▶ [Text shown]:
Production patterns:

  • Remote state in Azure Blob Storage with state locking
  • Separate state files per environment (dev, staging, prod isolation)
  • Module composition for reusable AKS configurations
  • Lifecycle rules to prevent accidental deletion

OpenTofu (the Terraform fork) is functionally equivalent—same HCL syntax, same providers.

Pulumi

Pulumi uses general-purpose programming languages (TypeScript, Python, Go) to define infrastructure. You use AWS SDK classes and can leverage the full power of the language.

Key advantages:

  • Familiar languages: Developers can use skills they already have
  • Imperative logic: Easy to express conditional resources, loops, dynamic configurations
  • Type safety: Compile-time checks for configuration errors
  • ComponentResources: Build high-level abstractions (e.g., a ProductionAksCluster component)

When Pulumi shines: If your infrastructure has complex logic—dynamically creating node pools based on external metrics, or tightly integrating cluster provisioning with application lifecycle—Pulumi's programming model makes this natural.

The Comparison

AspectTerraform/OpenTofuPulumiBicep
LanguageHCL (declarative DSL)TypeScript, Python, GoBicep (DSL)
StateSelf-hosted or Terraform CloudPulumi Service or self-hostedAzure (stateless)

▶ [Goal]:
Reproduce the part of the text on Terraform and Pulumi that starts at "The Comparison" and ends at "or self-hostedAzure (stateless)".

▶ [Collected data]:

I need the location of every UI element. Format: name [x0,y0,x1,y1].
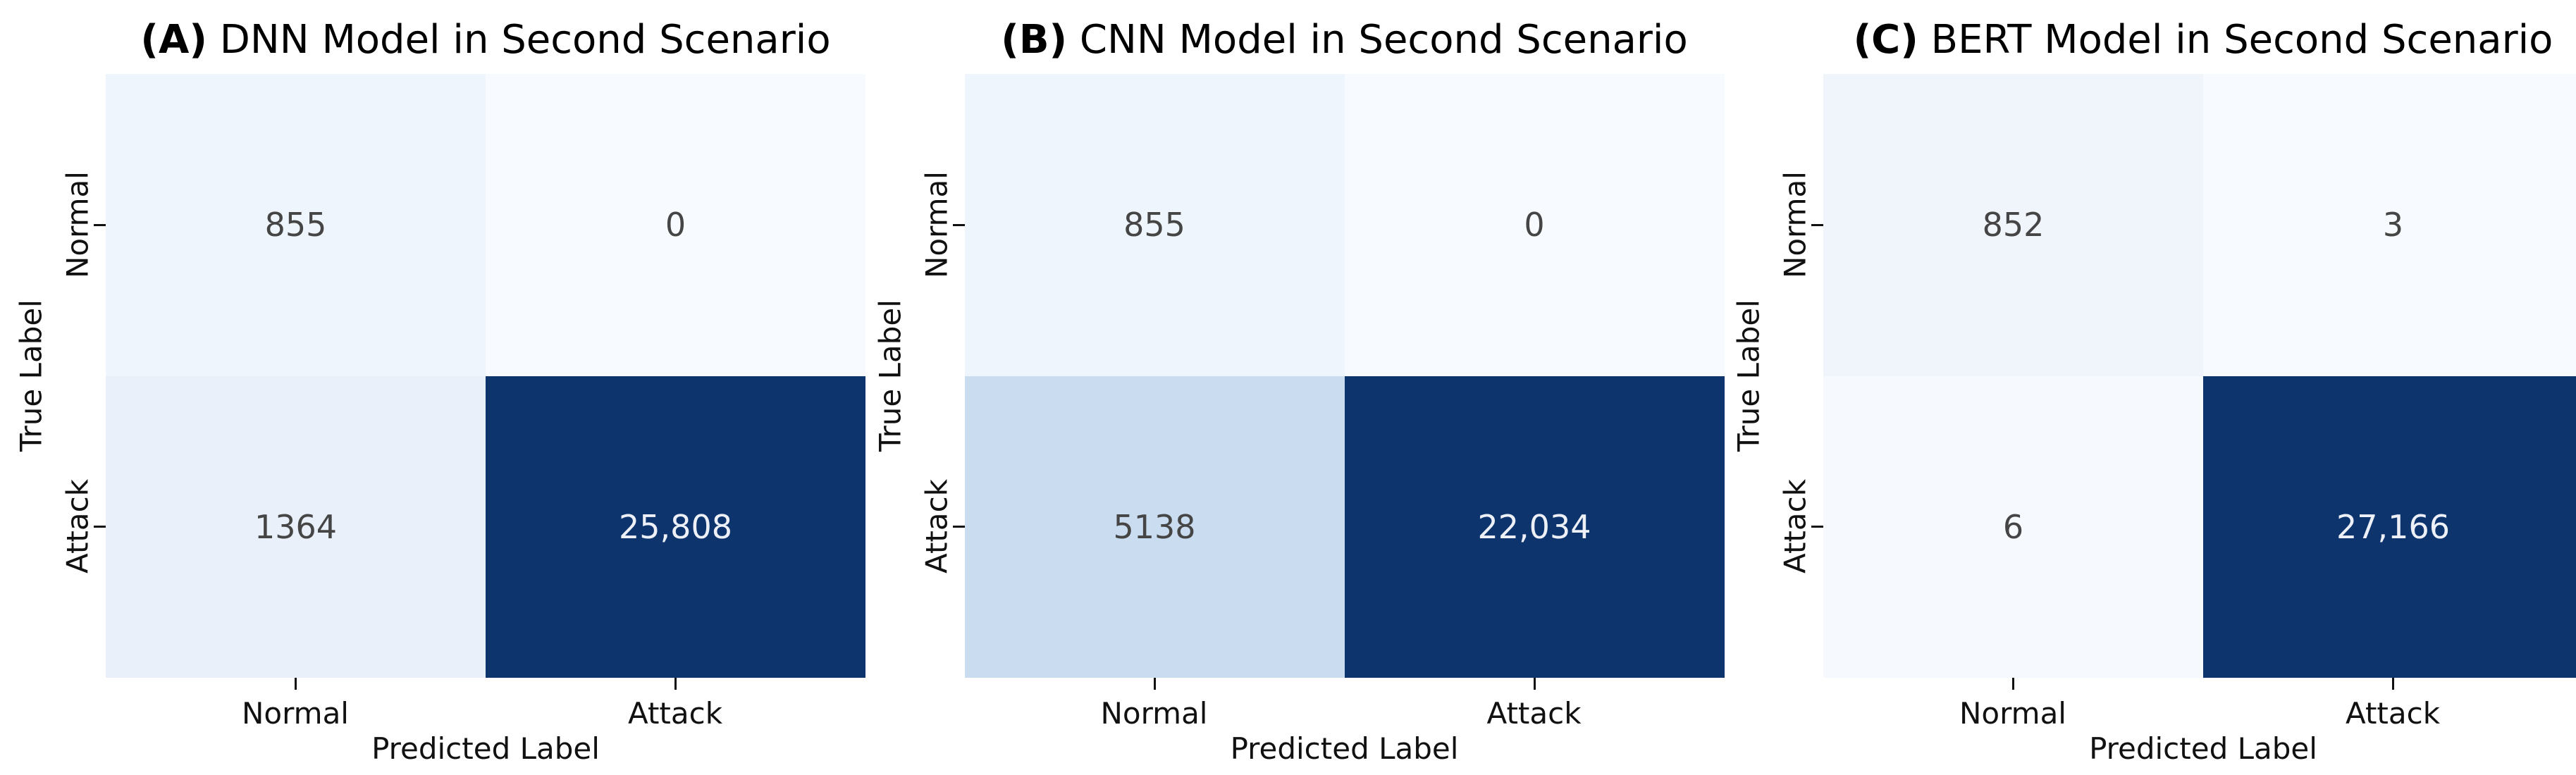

▶ [Exercise solution]:
The Comparison

AspectTerraform/OpenTofuPulumiBicep
LanguageHCL (declarative DSL)TypeScript, Python, GoBicep (DSL)
StateSelf-hosted or Terraform CloudPulumi Service or self-hostedAzure (stateless)